* _RECORDS FOR THIS EXERCISE_:
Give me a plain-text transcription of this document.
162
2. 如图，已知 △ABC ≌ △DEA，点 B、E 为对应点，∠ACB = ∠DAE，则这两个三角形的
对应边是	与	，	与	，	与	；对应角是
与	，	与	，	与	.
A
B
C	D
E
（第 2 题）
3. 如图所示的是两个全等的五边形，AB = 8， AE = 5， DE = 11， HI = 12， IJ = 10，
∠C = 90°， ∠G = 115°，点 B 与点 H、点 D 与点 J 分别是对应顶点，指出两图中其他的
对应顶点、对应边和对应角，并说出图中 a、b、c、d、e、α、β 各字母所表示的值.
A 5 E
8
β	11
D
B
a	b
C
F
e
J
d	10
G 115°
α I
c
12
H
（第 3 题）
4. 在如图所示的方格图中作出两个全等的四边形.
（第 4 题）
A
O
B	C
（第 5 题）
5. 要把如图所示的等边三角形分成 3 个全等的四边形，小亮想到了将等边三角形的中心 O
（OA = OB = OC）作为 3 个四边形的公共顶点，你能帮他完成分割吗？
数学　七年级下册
...
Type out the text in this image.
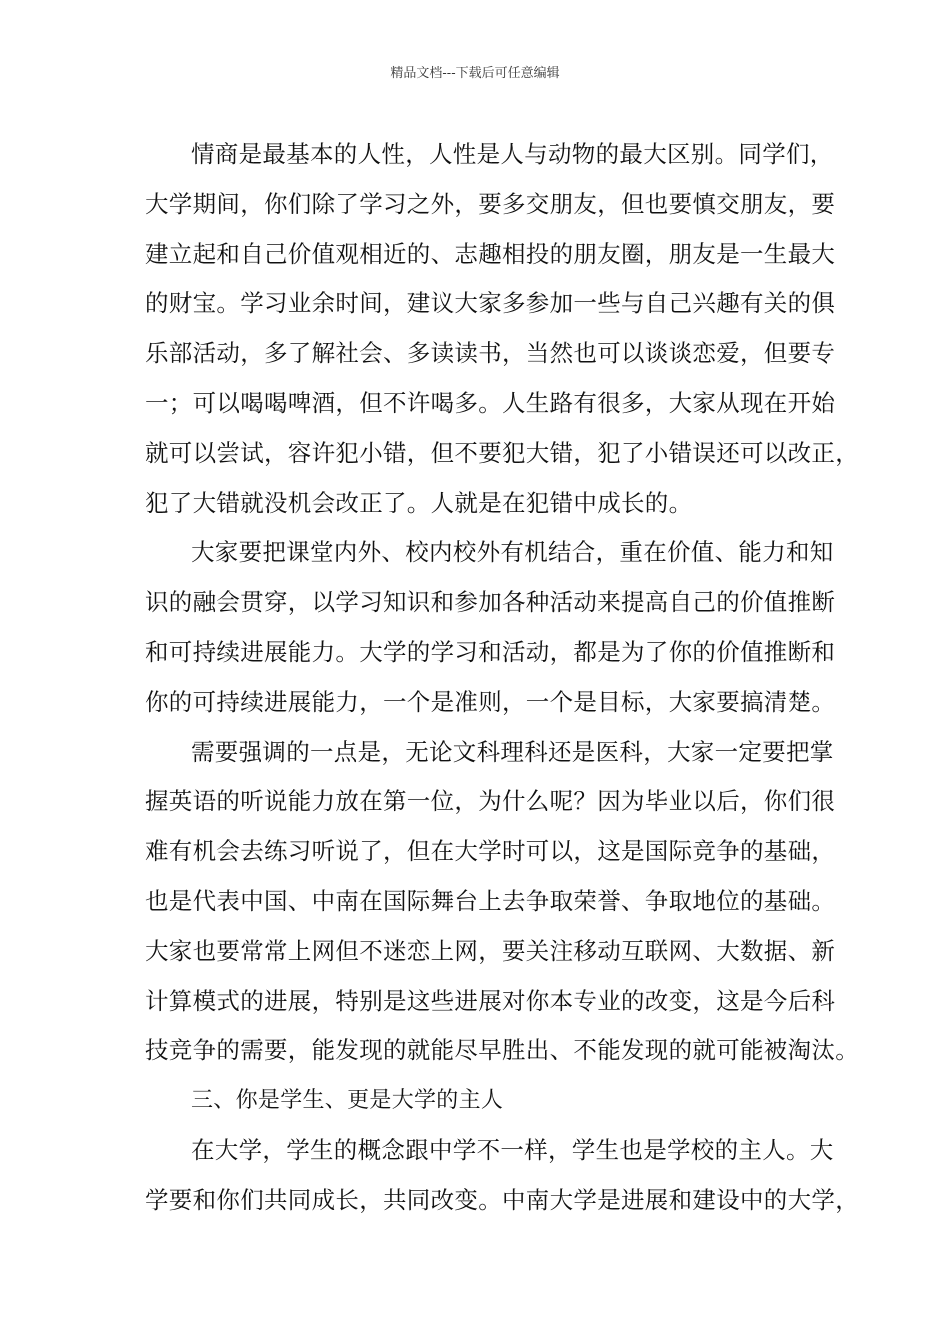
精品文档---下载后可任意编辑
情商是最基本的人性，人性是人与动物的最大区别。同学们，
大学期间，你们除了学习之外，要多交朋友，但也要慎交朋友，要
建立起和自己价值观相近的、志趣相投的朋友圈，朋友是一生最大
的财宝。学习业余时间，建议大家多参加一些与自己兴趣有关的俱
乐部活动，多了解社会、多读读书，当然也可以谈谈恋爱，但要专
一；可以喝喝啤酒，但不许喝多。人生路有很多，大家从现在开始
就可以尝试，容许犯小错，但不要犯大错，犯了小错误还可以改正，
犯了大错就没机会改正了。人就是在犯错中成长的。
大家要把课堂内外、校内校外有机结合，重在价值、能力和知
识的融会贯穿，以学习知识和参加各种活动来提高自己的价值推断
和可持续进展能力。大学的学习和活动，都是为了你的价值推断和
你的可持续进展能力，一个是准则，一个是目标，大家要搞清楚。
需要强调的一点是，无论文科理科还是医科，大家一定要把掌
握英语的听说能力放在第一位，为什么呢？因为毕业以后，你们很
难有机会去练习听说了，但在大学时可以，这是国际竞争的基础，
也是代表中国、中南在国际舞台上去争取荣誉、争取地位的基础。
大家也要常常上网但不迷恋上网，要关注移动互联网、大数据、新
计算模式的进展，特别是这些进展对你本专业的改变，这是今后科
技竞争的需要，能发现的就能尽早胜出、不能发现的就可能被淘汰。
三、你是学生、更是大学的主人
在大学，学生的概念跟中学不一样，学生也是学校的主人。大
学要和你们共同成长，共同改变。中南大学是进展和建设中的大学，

* _EXERCISE GOAL_:
Check each line of the records for the word "text" and extract those that contain it.

* _RESULT OF THIS TASK_:
Give me a plain-text transcription of this document.
Type out the text in this image.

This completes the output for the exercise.